— BEGIN DATA FOR THIS EXERCISE —
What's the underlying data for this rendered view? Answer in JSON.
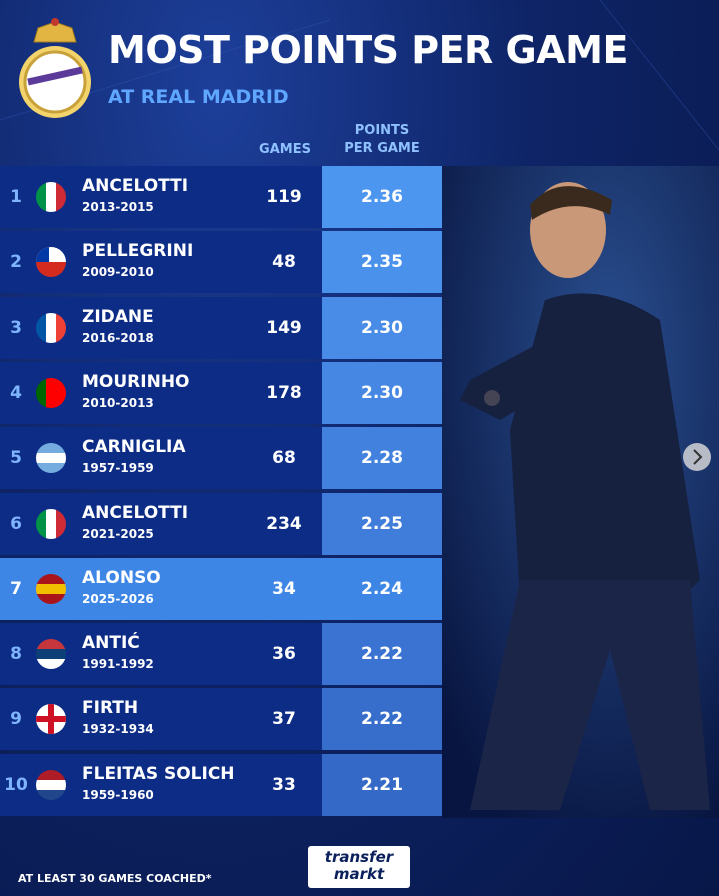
{
  "header": {
    "title": "MOST POINTS PER GAME",
    "subtitle": "AT REAL MADRID"
  },
  "table": {
    "columns": [
      "GAMES",
      "POINTS PER GAME"
    ],
    "rows": [
      {
        "rank": 1,
        "name": "ANCELOTTI",
        "years": "2013-2015",
        "games": 119,
        "ppg": "2.36"
      },
      {
        "rank": 2,
        "name": "PELLEGRINI",
        "years": "2009-2010",
        "games": 48,
        "ppg": "2.35"
      },
      {
        "rank": 3,
        "name": "ZIDANE",
        "years": "2016-2018",
        "games": 149,
        "ppg": "2.30"
      },
      {
        "rank": 4,
        "name": "MOURINHO",
        "years": "2010-2013",
        "games": 178,
        "ppg": "2.30"
      },
      {
        "rank": 5,
        "name": "CARNIGLIA",
        "years": "1957-1959",
        "games": 68,
        "ppg": "2.28"
      },
      {
        "rank": 6,
        "name": "ANCELOTTI",
        "years": "2021-2025",
        "games": 234,
        "ppg": "2.25"
      },
      {
        "rank": 7,
        "name": "ALONSO",
        "years": "2025-2026",
        "games": 34,
        "ppg": "2.24"
      },
      {
        "rank": 8,
        "name": "ANTIĆ",
        "years": "1991-1992",
        "games": 36,
        "ppg": "2.22"
      },
      {
        "rank": 9,
        "name": "FIRTH",
        "years": "1932-1934",
        "games": 37,
        "ppg": "2.22"
      },
      {
        "rank": 10,
        "name": "FLEITAS SOLICH",
        "years": "1959-1960",
        "games": 33,
        "ppg": "2.21"
      }
    ]
  },
  "footer": {
    "note": "AT LEAST 30 GAMES COACHED*",
    "logo": "transfer markt"
  }
}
— END DATA FOR THIS EXERCISE —
Say only how many lines in the records carry the word "rank".

10